# PROBLEM STATEMENT:
The records that follow must be repeated verbatim, every one of them.

# DATA FOR THIS EXERCISE:

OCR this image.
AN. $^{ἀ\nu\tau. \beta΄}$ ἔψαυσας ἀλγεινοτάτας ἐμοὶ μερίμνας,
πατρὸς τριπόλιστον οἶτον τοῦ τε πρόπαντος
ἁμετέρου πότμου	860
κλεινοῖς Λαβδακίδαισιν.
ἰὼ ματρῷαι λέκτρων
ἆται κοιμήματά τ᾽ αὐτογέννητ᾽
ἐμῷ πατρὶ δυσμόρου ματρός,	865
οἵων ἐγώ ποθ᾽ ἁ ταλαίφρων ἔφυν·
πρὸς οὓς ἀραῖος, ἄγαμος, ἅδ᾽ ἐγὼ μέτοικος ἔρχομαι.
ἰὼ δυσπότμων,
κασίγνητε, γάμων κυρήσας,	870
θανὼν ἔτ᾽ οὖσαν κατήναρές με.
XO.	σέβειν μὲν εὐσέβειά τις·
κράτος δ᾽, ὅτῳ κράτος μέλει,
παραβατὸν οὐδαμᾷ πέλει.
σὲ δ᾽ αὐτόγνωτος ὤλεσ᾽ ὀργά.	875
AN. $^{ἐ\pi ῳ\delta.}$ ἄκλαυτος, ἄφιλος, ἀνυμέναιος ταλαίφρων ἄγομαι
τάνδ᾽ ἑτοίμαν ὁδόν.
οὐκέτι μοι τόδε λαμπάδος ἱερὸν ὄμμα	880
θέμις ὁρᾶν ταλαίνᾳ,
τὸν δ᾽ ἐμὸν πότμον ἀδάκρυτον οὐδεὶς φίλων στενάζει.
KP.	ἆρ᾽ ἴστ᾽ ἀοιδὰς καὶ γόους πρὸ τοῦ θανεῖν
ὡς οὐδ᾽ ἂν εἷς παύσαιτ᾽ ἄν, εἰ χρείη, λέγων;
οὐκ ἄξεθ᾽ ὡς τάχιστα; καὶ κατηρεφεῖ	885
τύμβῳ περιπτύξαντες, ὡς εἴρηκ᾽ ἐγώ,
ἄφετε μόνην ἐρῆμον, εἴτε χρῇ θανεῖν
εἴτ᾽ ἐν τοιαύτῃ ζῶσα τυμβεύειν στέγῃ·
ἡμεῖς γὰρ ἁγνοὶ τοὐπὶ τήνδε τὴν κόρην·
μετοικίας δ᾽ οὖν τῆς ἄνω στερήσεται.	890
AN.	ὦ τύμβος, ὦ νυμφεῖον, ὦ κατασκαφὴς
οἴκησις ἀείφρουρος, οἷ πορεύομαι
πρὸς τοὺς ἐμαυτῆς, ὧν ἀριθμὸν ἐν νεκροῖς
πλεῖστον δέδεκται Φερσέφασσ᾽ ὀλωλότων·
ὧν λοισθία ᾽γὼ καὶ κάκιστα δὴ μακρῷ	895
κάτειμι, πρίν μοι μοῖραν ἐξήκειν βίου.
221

# EXERCISE RESPONSE:
OCR this image.
AN. $^{ἀ\nu\tau. \beta΄}$ ἔψαυσας ἀλγεινοτάτας ἐμοὶ μερίμνας,
πατρὸς τριπόλιστον οἶτον τοῦ τε πρόπαντος
ἁμετέρου πότμου	860
κλεινοῖς Λαβδακίδαισιν.
ἰὼ ματρῷαι λέκτρων
ἆται κοιμήματά τ᾽ αὐτογέννητ᾽
ἐμῷ πατρὶ δυσμόρου ματρός,	865
οἵων ἐγώ ποθ᾽ ἁ ταλαίφρων ἔφυν·
πρὸς οὓς ἀραῖος, ἄγαμος, ἅδ᾽ ἐγὼ μέτοικος ἔρχομαι.
ἰὼ δυσπότμων,
κασίγνητε, γάμων κυρήσας,	870
θανὼν ἔτ᾽ οὖσαν κατήναρές με.
XO.	σέβειν μὲν εὐσέβειά τις·
κράτος δ᾽, ὅτῳ κράτος μέλει,
παραβατὸν οὐδαμᾷ πέλει.
σὲ δ᾽ αὐτόγνωτος ὤλεσ᾽ ὀργά.	875
AN. $^{ἐ\pi ῳ\delta.}$ ἄκλαυτος, ἄφιλος, ἀνυμέναιος ταλαίφρων ἄγομαι
τάνδ᾽ ἑτοίμαν ὁδόν.
οὐκέτι μοι τόδε λαμπάδος ἱερὸν ὄμμα	880
θέμις ὁρᾶν ταλαίνᾳ,
τὸν δ᾽ ἐμὸν πότμον ἀδάκρυτον οὐδεὶς φίλων στενάζει.
KP.	ἆρ᾽ ἴστ᾽ ἀοιδὰς καὶ γόους πρὸ τοῦ θανεῖν
ὡς οὐδ᾽ ἂν εἷς παύσαιτ᾽ ἄν, εἰ χρείη, λέγων;
οὐκ ἄξεθ᾽ ὡς τάχιστα; καὶ κατηρεφεῖ	885
τύμβῳ περιπτύξαντες, ὡς εἴρηκ᾽ ἐγώ,
ἄφετε μόνην ἐρῆμον, εἴτε χρῇ θανεῖν
εἴτ᾽ ἐν τοιαύτῃ ζῶσα τυμβεύειν στέγῃ·
ἡμεῖς γὰρ ἁγνοὶ τοὐπὶ τήνδε τὴν κόρην·
μετοικίας δ᾽ οὖν τῆς ἄνω στερήσεται.	890
AN.	ὦ τύμβος, ὦ νυμφεῖον, ὦ κατασκαφὴς
οἴκησις ἀείφρουρος, οἷ πορεύομαι
πρὸς τοὺς ἐμαυτῆς, ὧν ἀριθμὸν ἐν νεκροῖς
πλεῖστον δέδεκται Φερσέφασσ᾽ ὀλωλότων·
ὧν λοισθία ᾽γὼ καὶ κάκιστα δὴ μακρῷ	895
κάτειμι, πρίν μοι μοῖραν ἐξήκειν βίου.
221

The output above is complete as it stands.